Look through the listing and locate every line containing the word "Dreher"; copy those lines.

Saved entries
——————

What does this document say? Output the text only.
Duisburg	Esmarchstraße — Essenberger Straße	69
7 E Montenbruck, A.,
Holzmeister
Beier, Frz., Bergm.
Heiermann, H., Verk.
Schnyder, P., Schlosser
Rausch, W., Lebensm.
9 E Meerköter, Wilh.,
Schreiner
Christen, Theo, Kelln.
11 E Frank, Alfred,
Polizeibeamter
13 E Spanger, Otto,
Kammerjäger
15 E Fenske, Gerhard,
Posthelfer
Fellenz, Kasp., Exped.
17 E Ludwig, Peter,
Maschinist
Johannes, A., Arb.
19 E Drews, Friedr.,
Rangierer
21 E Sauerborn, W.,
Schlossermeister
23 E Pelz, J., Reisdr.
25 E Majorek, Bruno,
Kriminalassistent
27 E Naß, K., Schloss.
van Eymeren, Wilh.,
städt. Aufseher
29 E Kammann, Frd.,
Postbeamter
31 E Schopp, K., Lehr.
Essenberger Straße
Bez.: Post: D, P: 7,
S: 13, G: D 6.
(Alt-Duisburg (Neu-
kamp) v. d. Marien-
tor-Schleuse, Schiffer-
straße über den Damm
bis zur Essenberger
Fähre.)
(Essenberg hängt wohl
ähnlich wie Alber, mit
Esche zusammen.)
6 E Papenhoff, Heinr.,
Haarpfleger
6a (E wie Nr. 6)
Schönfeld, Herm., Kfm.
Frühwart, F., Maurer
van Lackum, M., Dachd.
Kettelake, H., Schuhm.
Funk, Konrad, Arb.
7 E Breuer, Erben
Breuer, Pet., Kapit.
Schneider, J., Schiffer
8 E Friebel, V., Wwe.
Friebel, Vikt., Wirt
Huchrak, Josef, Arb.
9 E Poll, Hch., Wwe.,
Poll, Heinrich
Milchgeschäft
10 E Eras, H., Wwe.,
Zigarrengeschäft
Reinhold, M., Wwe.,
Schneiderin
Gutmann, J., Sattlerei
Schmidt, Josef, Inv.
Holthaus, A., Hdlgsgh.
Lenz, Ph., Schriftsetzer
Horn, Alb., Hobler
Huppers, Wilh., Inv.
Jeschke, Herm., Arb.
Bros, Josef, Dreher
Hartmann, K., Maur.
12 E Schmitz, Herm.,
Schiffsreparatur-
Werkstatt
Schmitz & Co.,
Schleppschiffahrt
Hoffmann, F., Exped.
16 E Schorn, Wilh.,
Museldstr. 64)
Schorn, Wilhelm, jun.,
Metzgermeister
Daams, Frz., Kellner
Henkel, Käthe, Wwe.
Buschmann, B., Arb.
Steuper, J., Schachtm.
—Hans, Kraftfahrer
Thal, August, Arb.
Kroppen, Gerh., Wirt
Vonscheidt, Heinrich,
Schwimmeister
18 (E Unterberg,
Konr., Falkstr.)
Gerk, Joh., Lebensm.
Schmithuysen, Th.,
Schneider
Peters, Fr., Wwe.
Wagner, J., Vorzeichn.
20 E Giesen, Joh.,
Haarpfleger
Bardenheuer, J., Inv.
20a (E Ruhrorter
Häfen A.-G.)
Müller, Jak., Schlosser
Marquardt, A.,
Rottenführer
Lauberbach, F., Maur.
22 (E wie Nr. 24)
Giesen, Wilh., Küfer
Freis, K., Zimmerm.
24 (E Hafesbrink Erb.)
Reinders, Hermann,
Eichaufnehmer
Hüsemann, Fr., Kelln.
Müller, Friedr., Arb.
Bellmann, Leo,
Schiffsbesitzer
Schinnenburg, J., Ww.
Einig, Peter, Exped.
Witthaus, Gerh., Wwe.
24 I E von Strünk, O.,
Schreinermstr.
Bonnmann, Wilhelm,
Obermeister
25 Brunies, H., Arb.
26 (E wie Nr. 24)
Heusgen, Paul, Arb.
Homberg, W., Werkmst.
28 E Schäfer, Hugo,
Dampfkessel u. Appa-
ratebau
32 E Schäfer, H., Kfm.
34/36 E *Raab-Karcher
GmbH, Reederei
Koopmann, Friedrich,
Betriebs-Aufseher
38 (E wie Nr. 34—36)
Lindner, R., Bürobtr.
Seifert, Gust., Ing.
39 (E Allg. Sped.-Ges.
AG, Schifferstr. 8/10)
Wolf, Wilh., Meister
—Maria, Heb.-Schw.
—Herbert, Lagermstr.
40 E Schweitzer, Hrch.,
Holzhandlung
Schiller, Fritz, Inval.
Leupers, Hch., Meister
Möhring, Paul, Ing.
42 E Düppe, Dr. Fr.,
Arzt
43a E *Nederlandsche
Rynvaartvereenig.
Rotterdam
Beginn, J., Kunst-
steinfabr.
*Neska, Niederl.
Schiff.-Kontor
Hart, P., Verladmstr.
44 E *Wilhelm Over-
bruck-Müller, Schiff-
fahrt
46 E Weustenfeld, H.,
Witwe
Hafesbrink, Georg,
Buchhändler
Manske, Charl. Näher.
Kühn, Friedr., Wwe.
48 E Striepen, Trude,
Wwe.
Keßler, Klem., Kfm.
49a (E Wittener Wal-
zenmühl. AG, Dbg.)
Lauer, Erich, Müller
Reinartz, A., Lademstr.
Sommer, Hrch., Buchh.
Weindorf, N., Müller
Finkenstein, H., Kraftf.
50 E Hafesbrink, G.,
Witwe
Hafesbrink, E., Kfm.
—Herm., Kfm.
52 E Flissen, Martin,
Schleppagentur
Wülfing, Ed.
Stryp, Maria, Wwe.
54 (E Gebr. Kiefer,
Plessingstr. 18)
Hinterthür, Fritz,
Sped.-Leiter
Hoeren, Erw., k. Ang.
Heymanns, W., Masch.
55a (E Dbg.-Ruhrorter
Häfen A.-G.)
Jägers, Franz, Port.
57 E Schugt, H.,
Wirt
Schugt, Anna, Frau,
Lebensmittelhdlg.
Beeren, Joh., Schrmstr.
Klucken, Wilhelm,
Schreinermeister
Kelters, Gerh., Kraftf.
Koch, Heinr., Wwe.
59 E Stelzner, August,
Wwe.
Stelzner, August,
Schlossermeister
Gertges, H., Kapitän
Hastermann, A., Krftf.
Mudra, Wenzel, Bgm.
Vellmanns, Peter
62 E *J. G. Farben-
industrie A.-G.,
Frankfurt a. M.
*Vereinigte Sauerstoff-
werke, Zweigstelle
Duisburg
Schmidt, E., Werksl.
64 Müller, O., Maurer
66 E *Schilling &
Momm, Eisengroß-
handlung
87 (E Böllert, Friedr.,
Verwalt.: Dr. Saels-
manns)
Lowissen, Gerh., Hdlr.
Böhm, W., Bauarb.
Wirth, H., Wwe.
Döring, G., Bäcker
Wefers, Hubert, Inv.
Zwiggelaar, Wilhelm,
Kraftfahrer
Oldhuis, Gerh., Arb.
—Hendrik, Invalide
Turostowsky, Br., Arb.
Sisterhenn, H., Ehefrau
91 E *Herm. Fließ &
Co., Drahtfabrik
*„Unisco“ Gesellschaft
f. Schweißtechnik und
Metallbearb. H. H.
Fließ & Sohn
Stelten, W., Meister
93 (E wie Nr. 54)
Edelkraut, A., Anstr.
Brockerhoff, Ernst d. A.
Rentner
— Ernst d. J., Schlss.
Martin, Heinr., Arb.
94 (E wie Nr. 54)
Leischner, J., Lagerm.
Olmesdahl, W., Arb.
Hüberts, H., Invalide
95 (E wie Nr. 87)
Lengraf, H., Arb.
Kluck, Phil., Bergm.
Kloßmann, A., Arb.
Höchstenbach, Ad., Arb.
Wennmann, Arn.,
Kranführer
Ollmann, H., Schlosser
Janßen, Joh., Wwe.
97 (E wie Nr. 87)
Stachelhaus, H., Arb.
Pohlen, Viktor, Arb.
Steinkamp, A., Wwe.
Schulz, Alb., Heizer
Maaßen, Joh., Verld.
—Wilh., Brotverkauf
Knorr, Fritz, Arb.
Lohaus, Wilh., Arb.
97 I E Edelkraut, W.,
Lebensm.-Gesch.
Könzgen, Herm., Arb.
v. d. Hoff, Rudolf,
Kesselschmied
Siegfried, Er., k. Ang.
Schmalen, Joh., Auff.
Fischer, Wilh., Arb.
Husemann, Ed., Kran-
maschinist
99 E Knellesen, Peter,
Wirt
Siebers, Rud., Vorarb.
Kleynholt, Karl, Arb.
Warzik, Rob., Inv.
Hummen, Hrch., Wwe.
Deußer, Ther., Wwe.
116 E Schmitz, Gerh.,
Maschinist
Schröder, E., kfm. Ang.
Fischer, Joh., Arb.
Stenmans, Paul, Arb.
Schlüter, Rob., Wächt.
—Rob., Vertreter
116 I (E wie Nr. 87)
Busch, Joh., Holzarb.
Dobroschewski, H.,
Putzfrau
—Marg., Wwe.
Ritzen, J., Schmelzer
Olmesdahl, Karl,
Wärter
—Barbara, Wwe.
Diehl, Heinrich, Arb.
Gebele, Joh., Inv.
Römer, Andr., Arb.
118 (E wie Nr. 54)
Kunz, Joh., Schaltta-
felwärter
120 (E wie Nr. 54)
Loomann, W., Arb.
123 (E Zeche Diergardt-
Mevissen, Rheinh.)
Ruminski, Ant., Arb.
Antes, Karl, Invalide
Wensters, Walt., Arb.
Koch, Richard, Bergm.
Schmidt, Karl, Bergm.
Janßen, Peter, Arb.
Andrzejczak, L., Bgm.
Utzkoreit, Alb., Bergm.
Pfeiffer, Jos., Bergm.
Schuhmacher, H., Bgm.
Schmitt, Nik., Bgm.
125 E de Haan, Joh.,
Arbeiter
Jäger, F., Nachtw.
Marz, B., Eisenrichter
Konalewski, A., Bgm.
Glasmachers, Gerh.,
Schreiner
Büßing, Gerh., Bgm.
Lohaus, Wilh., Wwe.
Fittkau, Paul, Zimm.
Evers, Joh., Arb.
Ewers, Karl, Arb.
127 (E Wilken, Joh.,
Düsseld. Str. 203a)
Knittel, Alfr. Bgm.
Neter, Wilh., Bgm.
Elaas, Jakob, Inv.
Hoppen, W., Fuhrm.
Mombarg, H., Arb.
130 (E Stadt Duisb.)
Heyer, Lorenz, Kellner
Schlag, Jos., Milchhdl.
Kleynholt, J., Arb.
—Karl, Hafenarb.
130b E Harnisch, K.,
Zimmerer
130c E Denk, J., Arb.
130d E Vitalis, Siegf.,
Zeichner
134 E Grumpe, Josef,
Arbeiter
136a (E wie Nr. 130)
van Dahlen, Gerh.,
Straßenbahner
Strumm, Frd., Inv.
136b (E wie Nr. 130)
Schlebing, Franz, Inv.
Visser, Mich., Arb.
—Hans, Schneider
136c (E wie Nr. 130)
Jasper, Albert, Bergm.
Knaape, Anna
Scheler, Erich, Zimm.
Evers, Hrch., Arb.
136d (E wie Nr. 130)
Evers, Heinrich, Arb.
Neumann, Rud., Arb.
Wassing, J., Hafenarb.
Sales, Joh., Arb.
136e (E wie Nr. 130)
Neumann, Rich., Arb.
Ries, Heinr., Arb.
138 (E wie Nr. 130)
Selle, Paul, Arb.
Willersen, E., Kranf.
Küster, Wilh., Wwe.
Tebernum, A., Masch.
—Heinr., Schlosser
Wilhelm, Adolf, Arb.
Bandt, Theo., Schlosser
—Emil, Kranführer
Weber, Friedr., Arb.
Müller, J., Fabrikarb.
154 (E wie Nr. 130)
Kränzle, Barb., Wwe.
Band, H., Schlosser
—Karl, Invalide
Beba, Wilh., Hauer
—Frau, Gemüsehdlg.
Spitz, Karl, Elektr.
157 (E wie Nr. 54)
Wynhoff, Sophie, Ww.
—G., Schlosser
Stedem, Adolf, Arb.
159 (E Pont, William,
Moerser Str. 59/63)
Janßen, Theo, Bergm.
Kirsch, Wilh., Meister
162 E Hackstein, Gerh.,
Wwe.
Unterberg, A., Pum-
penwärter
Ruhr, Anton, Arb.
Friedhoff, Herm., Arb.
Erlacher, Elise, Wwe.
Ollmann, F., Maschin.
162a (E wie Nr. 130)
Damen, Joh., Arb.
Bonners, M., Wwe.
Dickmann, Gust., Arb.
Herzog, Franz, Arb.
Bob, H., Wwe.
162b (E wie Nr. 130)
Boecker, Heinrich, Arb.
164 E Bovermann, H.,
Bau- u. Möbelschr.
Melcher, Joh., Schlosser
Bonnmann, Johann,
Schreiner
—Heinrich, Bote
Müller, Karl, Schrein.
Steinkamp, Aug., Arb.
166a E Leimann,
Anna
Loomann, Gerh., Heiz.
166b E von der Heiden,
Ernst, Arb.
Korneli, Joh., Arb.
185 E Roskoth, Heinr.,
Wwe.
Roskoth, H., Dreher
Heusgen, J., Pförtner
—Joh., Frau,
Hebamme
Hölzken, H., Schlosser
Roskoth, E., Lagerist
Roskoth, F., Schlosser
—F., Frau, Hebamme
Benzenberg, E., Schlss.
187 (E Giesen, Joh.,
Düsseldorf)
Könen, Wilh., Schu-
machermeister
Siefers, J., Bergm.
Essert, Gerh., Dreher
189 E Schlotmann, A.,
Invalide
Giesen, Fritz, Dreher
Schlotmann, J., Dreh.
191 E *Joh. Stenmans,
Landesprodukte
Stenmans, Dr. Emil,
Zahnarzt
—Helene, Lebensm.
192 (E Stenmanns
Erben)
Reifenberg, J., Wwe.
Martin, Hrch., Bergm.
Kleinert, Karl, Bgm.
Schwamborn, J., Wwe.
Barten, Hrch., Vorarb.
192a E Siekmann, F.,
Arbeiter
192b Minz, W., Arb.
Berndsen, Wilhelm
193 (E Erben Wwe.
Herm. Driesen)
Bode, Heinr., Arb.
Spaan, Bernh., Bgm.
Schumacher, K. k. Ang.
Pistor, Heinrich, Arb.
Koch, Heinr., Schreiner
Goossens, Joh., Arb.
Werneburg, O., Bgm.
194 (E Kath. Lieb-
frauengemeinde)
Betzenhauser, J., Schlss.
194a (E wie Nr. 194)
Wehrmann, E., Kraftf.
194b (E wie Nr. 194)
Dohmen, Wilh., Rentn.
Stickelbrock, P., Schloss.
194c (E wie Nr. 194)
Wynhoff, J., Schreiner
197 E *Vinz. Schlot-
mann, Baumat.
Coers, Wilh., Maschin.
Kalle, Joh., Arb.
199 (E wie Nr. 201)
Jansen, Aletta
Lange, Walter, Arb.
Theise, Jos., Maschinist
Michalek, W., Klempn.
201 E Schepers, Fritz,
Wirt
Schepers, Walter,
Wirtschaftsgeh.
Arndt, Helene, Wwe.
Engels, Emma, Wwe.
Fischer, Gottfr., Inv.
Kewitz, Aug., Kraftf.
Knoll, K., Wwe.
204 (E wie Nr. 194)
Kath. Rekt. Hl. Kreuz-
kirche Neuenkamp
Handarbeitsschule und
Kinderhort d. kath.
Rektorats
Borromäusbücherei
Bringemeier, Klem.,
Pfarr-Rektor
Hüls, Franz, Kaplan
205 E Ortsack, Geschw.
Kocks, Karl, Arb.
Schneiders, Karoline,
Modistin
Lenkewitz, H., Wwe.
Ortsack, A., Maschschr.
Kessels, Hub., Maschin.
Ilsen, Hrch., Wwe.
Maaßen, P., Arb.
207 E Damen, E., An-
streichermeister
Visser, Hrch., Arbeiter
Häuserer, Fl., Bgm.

——————

→ **Correct answer**:
Bros, Josef, Dreher
Roskoth, H., Dreher
Essert, Gerh., Dreher
Giesen, Fritz, Dreher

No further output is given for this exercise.